(Stored dataset items)
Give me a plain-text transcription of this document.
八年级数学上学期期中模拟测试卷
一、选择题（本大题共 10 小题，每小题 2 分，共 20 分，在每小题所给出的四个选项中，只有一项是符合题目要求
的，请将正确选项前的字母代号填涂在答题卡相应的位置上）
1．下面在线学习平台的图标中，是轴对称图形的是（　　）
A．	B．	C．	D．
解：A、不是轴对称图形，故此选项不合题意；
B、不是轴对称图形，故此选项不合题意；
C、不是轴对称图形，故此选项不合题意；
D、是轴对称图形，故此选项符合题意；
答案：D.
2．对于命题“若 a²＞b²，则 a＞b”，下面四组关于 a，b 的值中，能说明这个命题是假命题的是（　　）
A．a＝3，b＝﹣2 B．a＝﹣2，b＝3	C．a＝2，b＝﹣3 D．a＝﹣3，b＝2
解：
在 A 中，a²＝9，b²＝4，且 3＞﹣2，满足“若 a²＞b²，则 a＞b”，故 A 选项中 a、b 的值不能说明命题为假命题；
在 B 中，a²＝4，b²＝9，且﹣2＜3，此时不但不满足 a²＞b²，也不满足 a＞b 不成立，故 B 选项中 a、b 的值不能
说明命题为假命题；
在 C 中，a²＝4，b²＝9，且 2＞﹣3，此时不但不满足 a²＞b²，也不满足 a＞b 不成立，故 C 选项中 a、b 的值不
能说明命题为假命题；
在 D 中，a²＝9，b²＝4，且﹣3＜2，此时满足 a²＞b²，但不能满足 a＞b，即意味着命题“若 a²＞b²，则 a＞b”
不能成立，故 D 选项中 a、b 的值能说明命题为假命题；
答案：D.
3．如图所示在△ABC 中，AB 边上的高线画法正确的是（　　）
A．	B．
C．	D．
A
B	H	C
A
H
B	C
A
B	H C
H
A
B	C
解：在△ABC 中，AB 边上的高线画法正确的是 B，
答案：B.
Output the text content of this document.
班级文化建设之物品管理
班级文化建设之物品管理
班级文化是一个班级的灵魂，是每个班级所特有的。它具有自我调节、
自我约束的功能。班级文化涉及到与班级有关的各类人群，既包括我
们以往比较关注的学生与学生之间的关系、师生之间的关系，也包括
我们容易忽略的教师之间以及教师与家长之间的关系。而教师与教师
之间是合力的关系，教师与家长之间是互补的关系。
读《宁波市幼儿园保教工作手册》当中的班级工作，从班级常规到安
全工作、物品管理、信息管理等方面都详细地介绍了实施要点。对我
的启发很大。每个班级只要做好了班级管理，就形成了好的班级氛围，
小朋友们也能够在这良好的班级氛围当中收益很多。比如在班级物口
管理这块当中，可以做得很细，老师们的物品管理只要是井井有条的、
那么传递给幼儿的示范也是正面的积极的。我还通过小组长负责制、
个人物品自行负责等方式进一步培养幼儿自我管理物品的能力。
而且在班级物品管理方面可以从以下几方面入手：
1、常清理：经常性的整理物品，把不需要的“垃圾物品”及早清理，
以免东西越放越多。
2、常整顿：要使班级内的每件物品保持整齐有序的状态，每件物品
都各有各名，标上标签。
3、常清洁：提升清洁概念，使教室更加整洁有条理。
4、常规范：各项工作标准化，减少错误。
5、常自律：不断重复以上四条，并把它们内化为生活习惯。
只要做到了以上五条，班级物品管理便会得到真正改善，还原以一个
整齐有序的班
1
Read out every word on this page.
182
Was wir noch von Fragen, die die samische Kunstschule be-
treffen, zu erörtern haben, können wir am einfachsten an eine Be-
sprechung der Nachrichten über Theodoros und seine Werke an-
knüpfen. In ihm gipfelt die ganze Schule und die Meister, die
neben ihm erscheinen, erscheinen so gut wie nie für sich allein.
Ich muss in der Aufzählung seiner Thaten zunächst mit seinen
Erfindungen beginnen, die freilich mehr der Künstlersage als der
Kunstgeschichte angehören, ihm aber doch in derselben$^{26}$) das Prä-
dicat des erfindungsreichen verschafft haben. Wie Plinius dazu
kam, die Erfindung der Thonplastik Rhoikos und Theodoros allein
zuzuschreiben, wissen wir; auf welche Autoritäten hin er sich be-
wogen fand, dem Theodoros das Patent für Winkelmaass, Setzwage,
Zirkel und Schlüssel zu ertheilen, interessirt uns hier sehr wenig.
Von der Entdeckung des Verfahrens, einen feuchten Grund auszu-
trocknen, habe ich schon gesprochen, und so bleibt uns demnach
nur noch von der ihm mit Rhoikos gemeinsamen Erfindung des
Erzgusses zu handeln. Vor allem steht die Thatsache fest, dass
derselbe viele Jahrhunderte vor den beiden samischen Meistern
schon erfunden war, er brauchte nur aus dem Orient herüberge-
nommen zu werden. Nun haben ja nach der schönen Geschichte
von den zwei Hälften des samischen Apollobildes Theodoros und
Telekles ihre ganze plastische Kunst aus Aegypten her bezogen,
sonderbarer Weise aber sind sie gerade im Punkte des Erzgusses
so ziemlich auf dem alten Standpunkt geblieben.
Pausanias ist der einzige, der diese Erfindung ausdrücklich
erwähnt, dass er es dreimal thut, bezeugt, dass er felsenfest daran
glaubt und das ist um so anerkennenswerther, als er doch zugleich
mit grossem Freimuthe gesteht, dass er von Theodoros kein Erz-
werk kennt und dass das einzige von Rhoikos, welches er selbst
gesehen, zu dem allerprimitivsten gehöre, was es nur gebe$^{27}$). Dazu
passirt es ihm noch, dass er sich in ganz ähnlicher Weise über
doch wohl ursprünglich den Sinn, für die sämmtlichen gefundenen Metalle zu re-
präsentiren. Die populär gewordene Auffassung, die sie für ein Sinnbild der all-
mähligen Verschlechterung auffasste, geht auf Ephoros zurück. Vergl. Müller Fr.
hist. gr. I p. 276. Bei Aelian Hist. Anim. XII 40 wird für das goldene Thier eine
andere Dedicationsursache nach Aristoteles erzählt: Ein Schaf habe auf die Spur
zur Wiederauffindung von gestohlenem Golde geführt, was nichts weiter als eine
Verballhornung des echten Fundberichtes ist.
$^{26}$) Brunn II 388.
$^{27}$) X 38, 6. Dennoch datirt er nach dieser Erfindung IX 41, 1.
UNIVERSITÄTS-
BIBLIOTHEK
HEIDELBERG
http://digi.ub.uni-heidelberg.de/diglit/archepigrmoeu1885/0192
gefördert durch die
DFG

Written instruction:
Return what is listed above, exactly and completely.

Task solution:
Give me a plain-text transcription of this document.
八年级数学上学期期中模拟测试卷
一、选择题（本大题共 10 小题，每小题 2 分，共 20 分，在每小题所给出的四个选项中，只有一项是符合题目要求
的，请将正确选项前的字母代号填涂在答题卡相应的位置上）
1．下面在线学习平台的图标中，是轴对称图形的是（　　）
A．	B．	C．	D．
解：A、不是轴对称图形，故此选项不合题意；
B、不是轴对称图形，故此选项不合题意；
C、不是轴对称图形，故此选项不合题意；
D、是轴对称图形，故此选项符合题意；
答案：D.
2．对于命题“若 a²＞b²，则 a＞b”，下面四组关于 a，b 的值中，能说明这个命题是假命题的是（　　）
A．a＝3，b＝﹣2 B．a＝﹣2，b＝3	C．a＝2，b＝﹣3 D．a＝﹣3，b＝2
解：
在 A 中，a²＝9，b²＝4，且 3＞﹣2，满足“若 a²＞b²，则 a＞b”，故 A 选项中 a、b 的值不能说明命题为假命题；
在 B 中，a²＝4，b²＝9，且﹣2＜3，此时不但不满足 a²＞b²，也不满足 a＞b 不成立，故 B 选项中 a、b 的值不能
说明命题为假命题；
在 C 中，a²＝4，b²＝9，且 2＞﹣3，此时不但不满足 a²＞b²，也不满足 a＞b 不成立，故 C 选项中 a、b 的值不
能说明命题为假命题；
在 D 中，a²＝9，b²＝4，且﹣3＜2，此时满足 a²＞b²，但不能满足 a＞b，即意味着命题“若 a²＞b²，则 a＞b”
不能成立，故 D 选项中 a、b 的值能说明命题为假命题；
答案：D.
3．如图所示在△ABC 中，AB 边上的高线画法正确的是（　　）
A．	B．
C．	D．
A
B	H	C
A
H
B	C
A
B	H C
H
A
B	C
解：在△ABC 中，AB 边上的高线画法正确的是 B，
答案：B.
Output the text content of this document.
班级文化建设之物品管理
班级文化建设之物品管理
班级文化是一个班级的灵魂，是每个班级所特有的。它具有自我调节、
自我约束的功能。班级文化涉及到与班级有关的各类人群，既包括我
们以往比较关注的学生与学生之间的关系、师生之间的关系，也包括
我们容易忽略的教师之间以及教师与家长之间的关系。而教师与教师
之间是合力的关系，教师与家长之间是互补的关系。
读《宁波市幼儿园保教工作手册》当中的班级工作，从班级常规到安
全工作、物品管理、信息管理等方面都详细地介绍了实施要点。对我
的启发很大。每个班级只要做好了班级管理，就形成了好的班级氛围，
小朋友们也能够在这良好的班级氛围当中收益很多。比如在班级物口
管理这块当中，可以做得很细，老师们的物品管理只要是井井有条的、
那么传递给幼儿的示范也是正面的积极的。我还通过小组长负责制、
个人物品自行负责等方式进一步培养幼儿自我管理物品的能力。
而且在班级物品管理方面可以从以下几方面入手：
1、常清理：经常性的整理物品，把不需要的“垃圾物品”及早清理，
以免东西越放越多。
2、常整顿：要使班级内的每件物品保持整齐有序的状态，每件物品
都各有各名，标上标签。
3、常清洁：提升清洁概念，使教室更加整洁有条理。
4、常规范：各项工作标准化，减少错误。
5、常自律：不断重复以上四条，并把它们内化为生活习惯。
只要做到了以上五条，班级物品管理便会得到真正改善，还原以一个
整齐有序的班
1
Read out every word on this page.
182
Was wir noch von Fragen, die die samische Kunstschule be-
treffen, zu erörtern haben, können wir am einfachsten an eine Be-
sprechung der Nachrichten über Theodoros und seine Werke an-
knüpfen. In ihm gipfelt die ganze Schule und die Meister, die
neben ihm erscheinen, erscheinen so gut wie nie für sich allein.
Ich muss in der Aufzählung seiner Thaten zunächst mit seinen
Erfindungen beginnen, die freilich mehr der Künstlersage als der
Kunstgeschichte angehören, ihm aber doch in derselben$^{26}$) das Prä-
dicat des erfindungsreichen verschafft haben. Wie Plinius dazu
kam, die Erfindung der Thonplastik Rhoikos und Theodoros allein
zuzuschreiben, wissen wir; auf welche Autoritäten hin er sich be-
wogen fand, dem Theodoros das Patent für Winkelmaass, Setzwage,
Zirkel und Schlüssel zu ertheilen, interessirt uns hier sehr wenig.
Von der Entdeckung des Verfahrens, einen feuchten Grund auszu-
trocknen, habe ich schon gesprochen, und so bleibt uns demnach
nur noch von der ihm mit Rhoikos gemeinsamen Erfindung des
Erzgusses zu handeln. Vor allem steht die Thatsache fest, dass
derselbe viele Jahrhunderte vor den beiden samischen Meistern
schon erfunden war, er brauchte nur aus dem Orient herüberge-
nommen zu werden. Nun haben ja nach der schönen Geschichte
von den zwei Hälften des samischen Apollobildes Theodoros und
Telekles ihre ganze plastische Kunst aus Aegypten her bezogen,
sonderbarer Weise aber sind sie gerade im Punkte des Erzgusses
so ziemlich auf dem alten Standpunkt geblieben.
Pausanias ist der einzige, der diese Erfindung ausdrücklich
erwähnt, dass er es dreimal thut, bezeugt, dass er felsenfest daran
glaubt und das ist um so anerkennenswerther, als er doch zugleich
mit grossem Freimuthe gesteht, dass er von Theodoros kein Erz-
werk kennt und dass das einzige von Rhoikos, welches er selbst
gesehen, zu dem allerprimitivsten gehöre, was es nur gebe$^{27}$). Dazu
passirt es ihm noch, dass er sich in ganz ähnlicher Weise über
doch wohl ursprünglich den Sinn, für die sämmtlichen gefundenen Metalle zu re-
präsentiren. Die populär gewordene Auffassung, die sie für ein Sinnbild der all-
mähligen Verschlechterung auffasste, geht auf Ephoros zurück. Vergl. Müller Fr.
hist. gr. I p. 276. Bei Aelian Hist. Anim. XII 40 wird für das goldene Thier eine
andere Dedicationsursache nach Aristoteles erzählt: Ein Schaf habe auf die Spur
zur Wiederauffindung von gestohlenem Golde geführt, was nichts weiter als eine
Verballhornung des echten Fundberichtes ist.
$^{26}$) Brunn II 388.
$^{27}$) X 38, 6. Dennoch datirt er nach dieser Erfindung IX 41, 1.
UNIVERSITÄTS-
BIBLIOTHEK
HEIDELBERG
http://digi.ub.uni-heidelberg.de/diglit/archepigrmoeu1885/0192
gefördert durch die
DFG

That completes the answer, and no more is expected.